>> START INFORMATION GIVEN

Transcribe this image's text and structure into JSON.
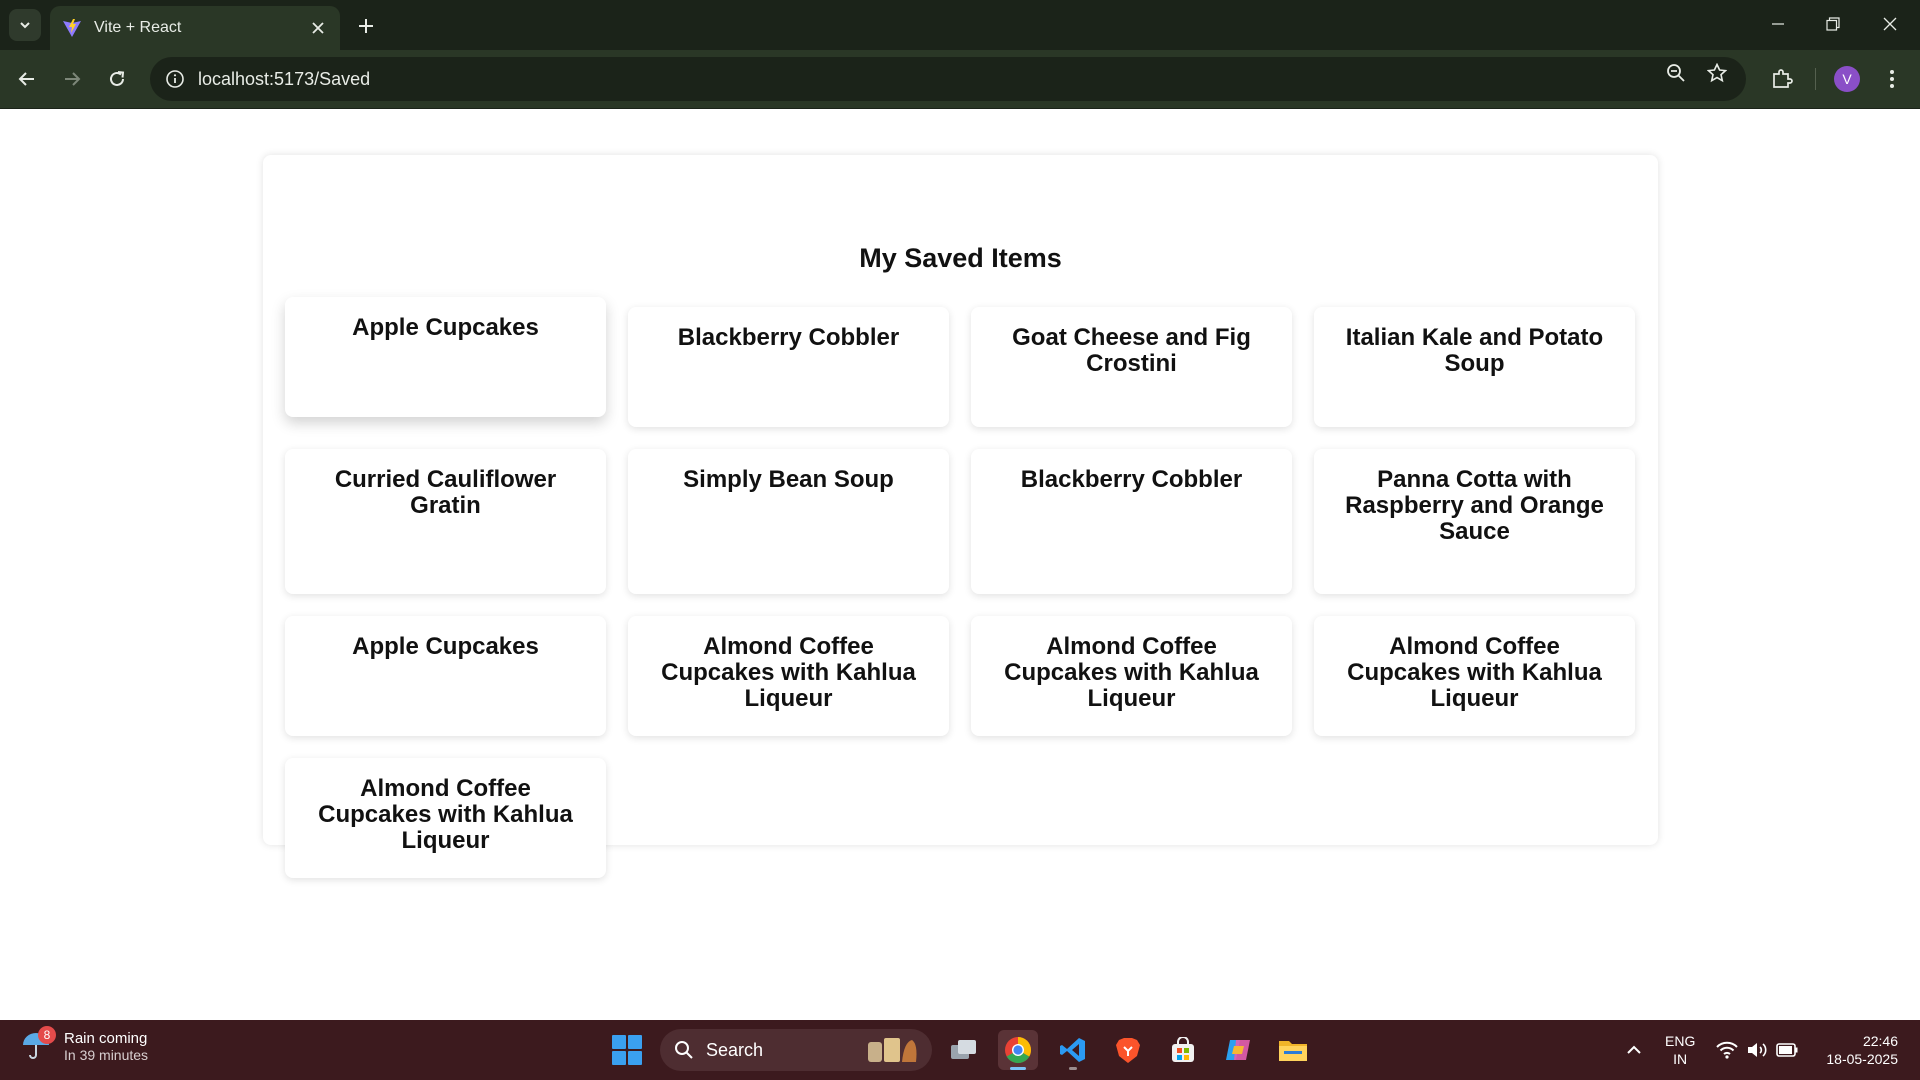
{
  "browser": {
    "tab_title": "Vite + React",
    "url": "localhost:5173/Saved",
    "profile_initial": "V"
  },
  "page": {
    "heading": "My Saved Items",
    "items": [
      "Apple Cupcakes",
      "Blackberry Cobbler",
      "Goat Cheese and Fig Crostini",
      "Italian Kale and Potato Soup",
      "Curried Cauliflower Gratin",
      "Simply Bean Soup",
      "Blackberry Cobbler",
      "Panna Cotta with Raspberry and Orange Sauce",
      "Apple Cupcakes",
      "Almond Coffee Cupcakes with Kahlua Liqueur",
      "Almond Coffee Cupcakes with Kahlua Liqueur",
      "Almond Coffee Cupcakes with Kahlua Liqueur",
      "Almond Coffee Cupcakes with Kahlua Liqueur"
    ]
  },
  "taskbar": {
    "weather_title": "Rain coming",
    "weather_sub": "In 39 minutes",
    "weather_badge": "8",
    "search_placeholder": "Search",
    "lang_line1": "ENG",
    "lang_line2": "IN",
    "time": "22:46",
    "date": "18-05-2025"
  },
  "colors": {
    "chrome_dark": "#1b2319",
    "chrome_toolbar": "#2a3726",
    "taskbar": "#3c1a1e",
    "accent_avatar": "#8a4fc7"
  }
}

>> END INFORMATION GIVEN

* [TASK PROMPT]: The records shown above are to be repeated exactly, with the pictures left out.

* [SOLUTION]:
Transcribe this image's text and structure into JSON.
{
  "browser": {
    "tab_title": "Vite + React",
    "url": "localhost:5173/Saved",
    "profile_initial": "V"
  },
  "page": {
    "heading": "My Saved Items",
    "items": [
      "Apple Cupcakes",
      "Blackberry Cobbler",
      "Goat Cheese and Fig Crostini",
      "Italian Kale and Potato Soup",
      "Curried Cauliflower Gratin",
      "Simply Bean Soup",
      "Blackberry Cobbler",
      "Panna Cotta with Raspberry and Orange Sauce",
      "Apple Cupcakes",
      "Almond Coffee Cupcakes with Kahlua Liqueur",
      "Almond Coffee Cupcakes with Kahlua Liqueur",
      "Almond Coffee Cupcakes with Kahlua Liqueur",
      "Almond Coffee Cupcakes with Kahlua Liqueur"
    ]
  },
  "taskbar": {
    "weather_title": "Rain coming",
    "weather_sub": "In 39 minutes",
    "weather_badge": "8",
    "search_placeholder": "Search",
    "lang_line1": "ENG",
    "lang_line2": "IN",
    "time": "22:46",
    "date": "18-05-2025"
  },
  "colors": {
    "chrome_dark": "#1b2319",
    "chrome_toolbar": "#2a3726",
    "taskbar": "#3c1a1e",
    "accent_avatar": "#8a4fc7"
  }
}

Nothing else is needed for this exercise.